GIVEN TASK:
Type the records out again in full, exactly.

(Stored data)
___

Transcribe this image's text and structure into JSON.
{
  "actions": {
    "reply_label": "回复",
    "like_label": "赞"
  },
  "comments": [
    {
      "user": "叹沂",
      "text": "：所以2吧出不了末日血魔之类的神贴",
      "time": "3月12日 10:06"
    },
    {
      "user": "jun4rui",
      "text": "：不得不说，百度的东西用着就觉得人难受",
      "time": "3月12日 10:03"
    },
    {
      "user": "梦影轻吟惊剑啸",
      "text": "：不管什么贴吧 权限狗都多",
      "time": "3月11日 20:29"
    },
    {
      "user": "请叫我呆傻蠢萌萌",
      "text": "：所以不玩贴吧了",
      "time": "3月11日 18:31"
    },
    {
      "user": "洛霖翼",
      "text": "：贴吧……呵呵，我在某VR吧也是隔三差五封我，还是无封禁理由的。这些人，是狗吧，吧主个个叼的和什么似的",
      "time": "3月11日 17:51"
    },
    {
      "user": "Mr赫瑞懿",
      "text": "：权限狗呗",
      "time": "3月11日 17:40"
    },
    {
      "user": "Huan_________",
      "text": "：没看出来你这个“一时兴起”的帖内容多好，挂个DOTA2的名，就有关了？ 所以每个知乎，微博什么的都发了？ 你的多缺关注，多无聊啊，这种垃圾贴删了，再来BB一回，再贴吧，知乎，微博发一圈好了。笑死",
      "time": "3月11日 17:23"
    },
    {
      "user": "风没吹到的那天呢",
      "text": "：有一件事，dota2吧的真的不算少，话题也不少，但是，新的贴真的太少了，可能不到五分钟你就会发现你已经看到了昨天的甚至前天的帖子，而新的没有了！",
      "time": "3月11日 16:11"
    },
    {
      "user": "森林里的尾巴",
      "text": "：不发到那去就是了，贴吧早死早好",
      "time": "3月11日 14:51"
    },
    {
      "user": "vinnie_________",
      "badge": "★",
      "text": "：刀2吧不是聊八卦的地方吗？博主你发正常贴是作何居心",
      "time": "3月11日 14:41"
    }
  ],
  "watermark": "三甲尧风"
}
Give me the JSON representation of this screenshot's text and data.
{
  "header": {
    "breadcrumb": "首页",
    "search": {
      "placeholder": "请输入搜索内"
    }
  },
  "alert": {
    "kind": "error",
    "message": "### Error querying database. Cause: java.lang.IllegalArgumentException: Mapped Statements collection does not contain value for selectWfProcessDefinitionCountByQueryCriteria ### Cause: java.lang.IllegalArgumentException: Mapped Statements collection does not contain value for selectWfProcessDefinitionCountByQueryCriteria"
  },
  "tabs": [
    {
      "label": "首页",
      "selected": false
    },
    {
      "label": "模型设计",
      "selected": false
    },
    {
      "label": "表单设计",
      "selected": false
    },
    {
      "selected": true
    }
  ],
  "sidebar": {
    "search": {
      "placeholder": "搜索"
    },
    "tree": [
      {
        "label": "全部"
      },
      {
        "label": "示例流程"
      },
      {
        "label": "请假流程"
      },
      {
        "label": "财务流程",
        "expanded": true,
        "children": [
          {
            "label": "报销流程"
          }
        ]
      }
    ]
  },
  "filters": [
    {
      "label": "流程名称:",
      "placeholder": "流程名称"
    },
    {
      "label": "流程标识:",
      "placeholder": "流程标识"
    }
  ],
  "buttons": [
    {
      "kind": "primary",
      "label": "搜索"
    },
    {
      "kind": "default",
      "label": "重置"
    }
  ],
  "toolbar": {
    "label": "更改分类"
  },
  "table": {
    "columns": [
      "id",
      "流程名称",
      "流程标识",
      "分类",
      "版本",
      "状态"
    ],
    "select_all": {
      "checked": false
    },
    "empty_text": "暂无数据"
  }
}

___

CORRECT RESPONSE:
Transcribe this image's text and structure into JSON.
{
  "actions": {
    "reply_label": "回复",
    "like_label": "赞"
  },
  "comments": [
    {
      "user": "叹沂",
      "text": "：所以2吧出不了末日血魔之类的神贴",
      "time": "3月12日 10:06"
    },
    {
      "user": "jun4rui",
      "text": "：不得不说，百度的东西用着就觉得人难受",
      "time": "3月12日 10:03"
    },
    {
      "user": "梦影轻吟惊剑啸",
      "text": "：不管什么贴吧 权限狗都多",
      "time": "3月11日 20:29"
    },
    {
      "user": "请叫我呆傻蠢萌萌",
      "text": "：所以不玩贴吧了",
      "time": "3月11日 18:31"
    },
    {
      "user": "洛霖翼",
      "text": "：贴吧……呵呵，我在某VR吧也是隔三差五封我，还是无封禁理由的。这些人，是狗吧，吧主个个叼的和什么似的",
      "time": "3月11日 17:51"
    },
    {
      "user": "Mr赫瑞懿",
      "text": "：权限狗呗",
      "time": "3月11日 17:40"
    },
    {
      "user": "Huan_________",
      "text": "：没看出来你这个“一时兴起”的帖内容多好，挂个DOTA2的名，就有关了？ 所以每个知乎，微博什么的都发了？ 你的多缺关注，多无聊啊，这种垃圾贴删了，再来BB一回，再贴吧，知乎，微博发一圈好了。笑死",
      "time": "3月11日 17:23"
    },
    {
      "user": "风没吹到的那天呢",
      "text": "：有一件事，dota2吧的真的不算少，话题也不少，但是，新的贴真的太少了，可能不到五分钟你就会发现你已经看到了昨天的甚至前天的帖子，而新的没有了！",
      "time": "3月11日 16:11"
    },
    {
      "user": "森林里的尾巴",
      "text": "：不发到那去就是了，贴吧早死早好",
      "time": "3月11日 14:51"
    },
    {
      "user": "vinnie_________",
      "badge": "★",
      "text": "：刀2吧不是聊八卦的地方吗？博主你发正常贴是作何居心",
      "time": "3月11日 14:41"
    }
  ],
  "watermark": "三甲尧风"
}
Give me the JSON representation of this screenshot's text and data.
{
  "header": {
    "breadcrumb": "首页",
    "search": {
      "placeholder": "请输入搜索内"
    }
  },
  "alert": {
    "kind": "error",
    "message": "### Error querying database. Cause: java.lang.IllegalArgumentException: Mapped Statements collection does not contain value for selectWfProcessDefinitionCountByQueryCriteria ### Cause: java.lang.IllegalArgumentException: Mapped Statements collection does not contain value for selectWfProcessDefinitionCountByQueryCriteria"
  },
  "tabs": [
    {
      "label": "首页",
      "selected": false
    },
    {
      "label": "模型设计",
      "selected": false
    },
    {
      "label": "表单设计",
      "selected": false
    },
    {
      "selected": true
    }
  ],
  "sidebar": {
    "search": {
      "placeholder": "搜索"
    },
    "tree": [
      {
        "label": "全部"
      },
      {
        "label": "示例流程"
      },
      {
        "label": "请假流程"
      },
      {
        "label": "财务流程",
        "expanded": true,
        "children": [
          {
            "label": "报销流程"
          }
        ]
      }
    ]
  },
  "filters": [
    {
      "label": "流程名称:",
      "placeholder": "流程名称"
    },
    {
      "label": "流程标识:",
      "placeholder": "流程标识"
    }
  ],
  "buttons": [
    {
      "kind": "primary",
      "label": "搜索"
    },
    {
      "kind": "default",
      "label": "重置"
    }
  ],
  "toolbar": {
    "label": "更改分类"
  },
  "table": {
    "columns": [
      "id",
      "流程名称",
      "流程标识",
      "分类",
      "版本",
      "状态"
    ],
    "select_all": {
      "checked": false
    },
    "empty_text": "暂无数据"
  }
}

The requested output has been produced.